Requirement: Using the listing below, please gather every line containing the word "chiar".

Entries provided:
◆ ◆ ◆ ◆ ◆
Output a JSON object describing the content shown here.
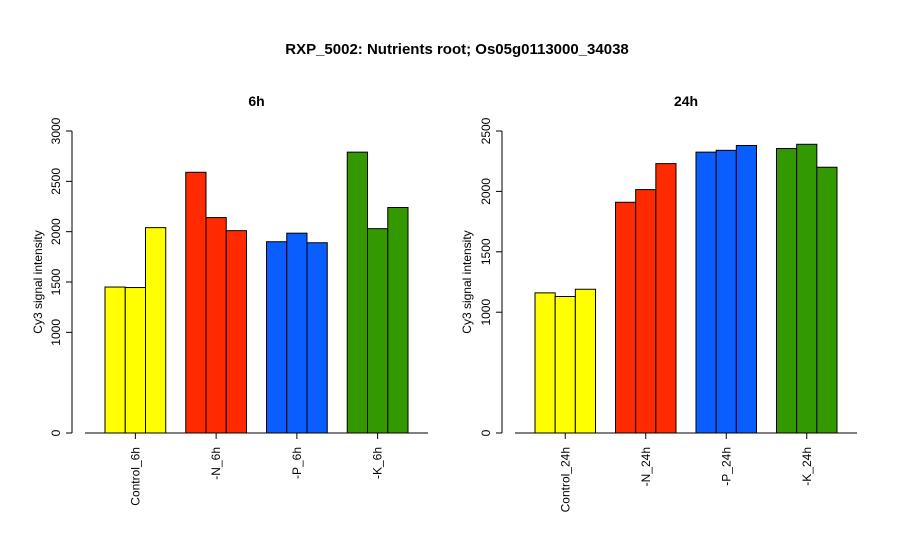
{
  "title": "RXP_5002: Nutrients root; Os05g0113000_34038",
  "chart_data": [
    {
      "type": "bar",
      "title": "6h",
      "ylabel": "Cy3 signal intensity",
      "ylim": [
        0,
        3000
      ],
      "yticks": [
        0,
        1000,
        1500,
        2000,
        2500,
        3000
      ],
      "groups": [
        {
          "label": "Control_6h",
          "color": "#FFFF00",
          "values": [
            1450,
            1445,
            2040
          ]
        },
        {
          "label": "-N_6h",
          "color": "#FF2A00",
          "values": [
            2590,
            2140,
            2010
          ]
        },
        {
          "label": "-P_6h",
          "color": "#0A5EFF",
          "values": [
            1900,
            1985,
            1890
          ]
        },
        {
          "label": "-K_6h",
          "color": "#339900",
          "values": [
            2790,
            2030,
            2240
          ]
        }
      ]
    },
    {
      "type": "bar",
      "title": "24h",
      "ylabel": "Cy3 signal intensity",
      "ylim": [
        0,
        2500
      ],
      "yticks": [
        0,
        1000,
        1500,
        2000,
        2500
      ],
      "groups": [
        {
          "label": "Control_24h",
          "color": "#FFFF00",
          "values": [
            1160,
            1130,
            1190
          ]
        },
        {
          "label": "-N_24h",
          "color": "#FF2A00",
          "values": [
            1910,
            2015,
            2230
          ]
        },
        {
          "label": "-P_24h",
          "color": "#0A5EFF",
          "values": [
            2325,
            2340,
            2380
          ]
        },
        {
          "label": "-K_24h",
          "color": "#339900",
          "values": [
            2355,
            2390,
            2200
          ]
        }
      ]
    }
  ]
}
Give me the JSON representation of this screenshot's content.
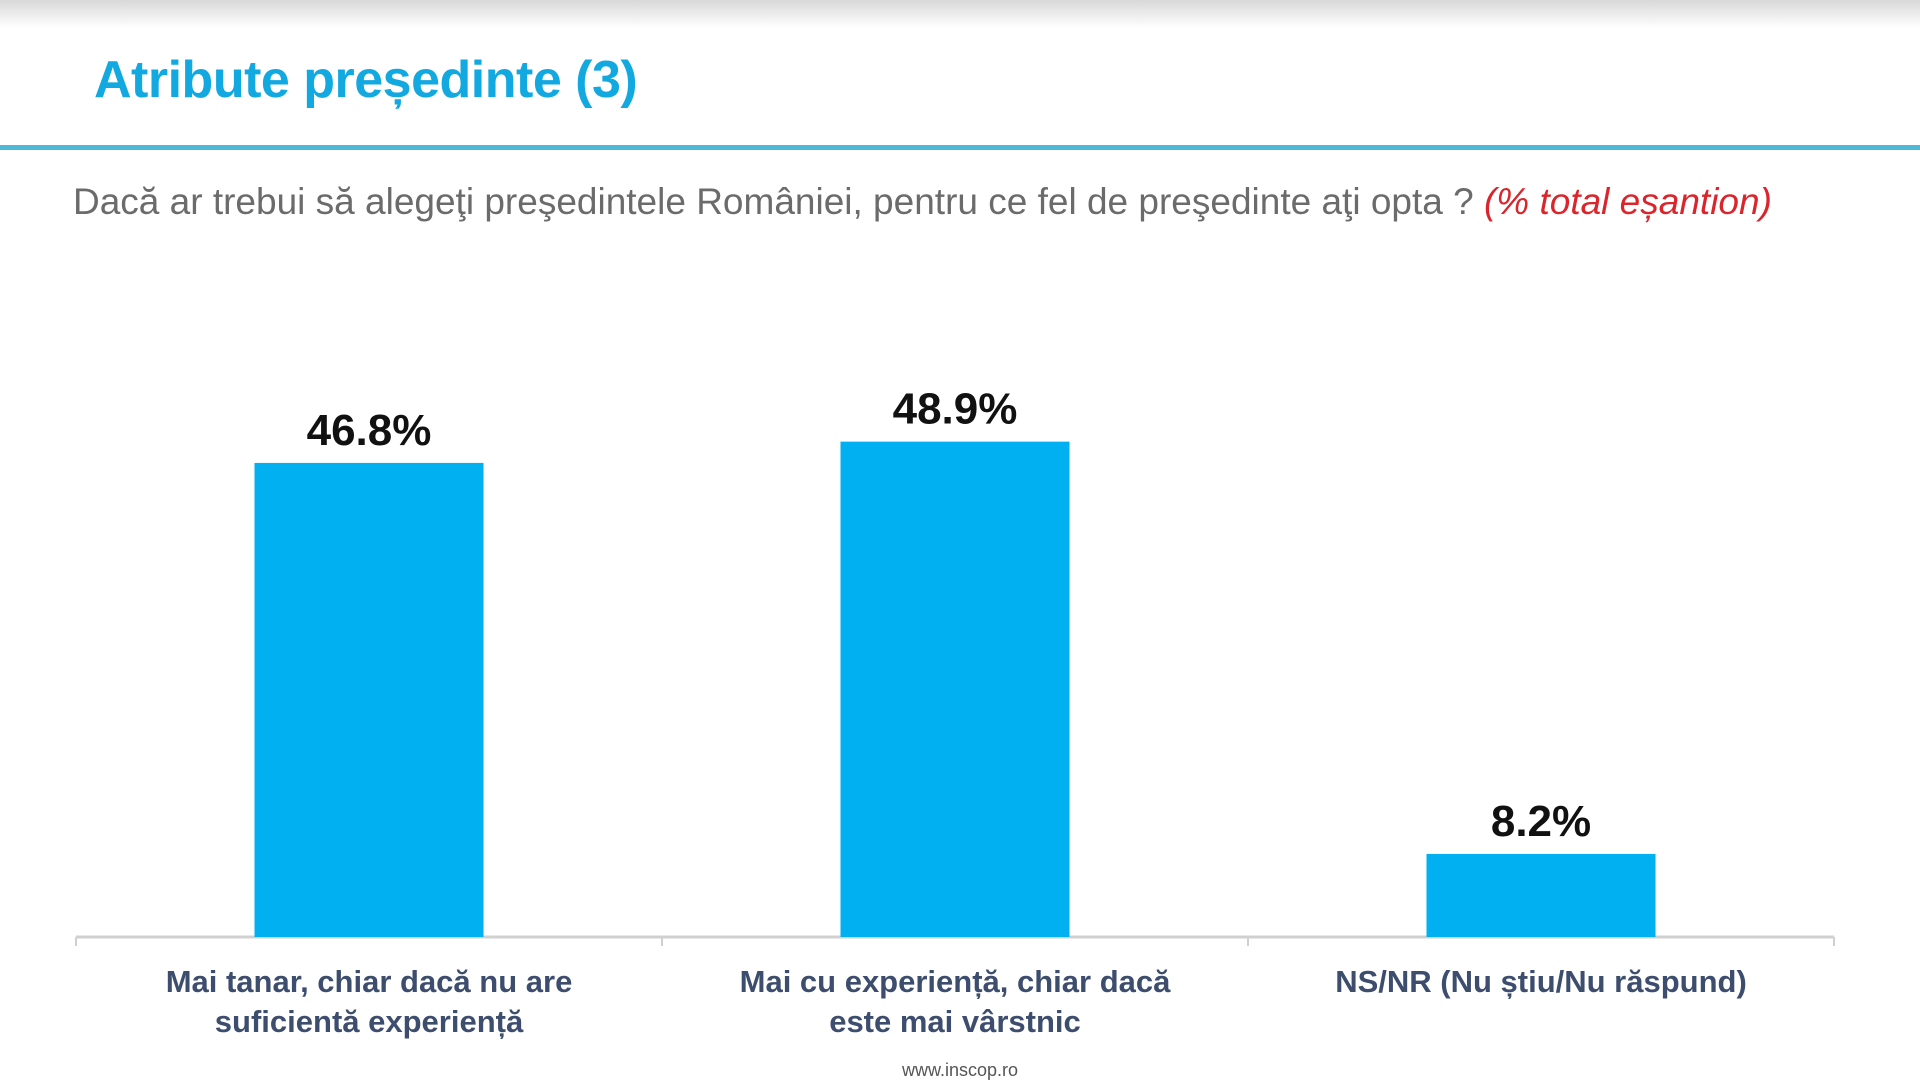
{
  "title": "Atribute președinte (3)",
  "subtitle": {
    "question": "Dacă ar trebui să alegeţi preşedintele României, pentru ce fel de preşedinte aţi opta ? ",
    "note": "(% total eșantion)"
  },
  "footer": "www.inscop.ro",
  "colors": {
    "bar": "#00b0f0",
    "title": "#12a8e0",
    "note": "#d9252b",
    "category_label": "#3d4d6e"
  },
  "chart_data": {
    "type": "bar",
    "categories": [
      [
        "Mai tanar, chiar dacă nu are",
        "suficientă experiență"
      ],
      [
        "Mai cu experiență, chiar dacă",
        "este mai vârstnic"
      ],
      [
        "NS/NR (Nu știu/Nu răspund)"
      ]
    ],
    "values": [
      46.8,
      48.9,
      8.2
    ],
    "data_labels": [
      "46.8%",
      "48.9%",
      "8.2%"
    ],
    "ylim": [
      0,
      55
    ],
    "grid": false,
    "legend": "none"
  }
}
◆ ◆ ◆ ◆ ◆
Exercise answer:
        "Mai tanar, chiar dacă nu are",
        "Mai cu experiență, chiar dacă",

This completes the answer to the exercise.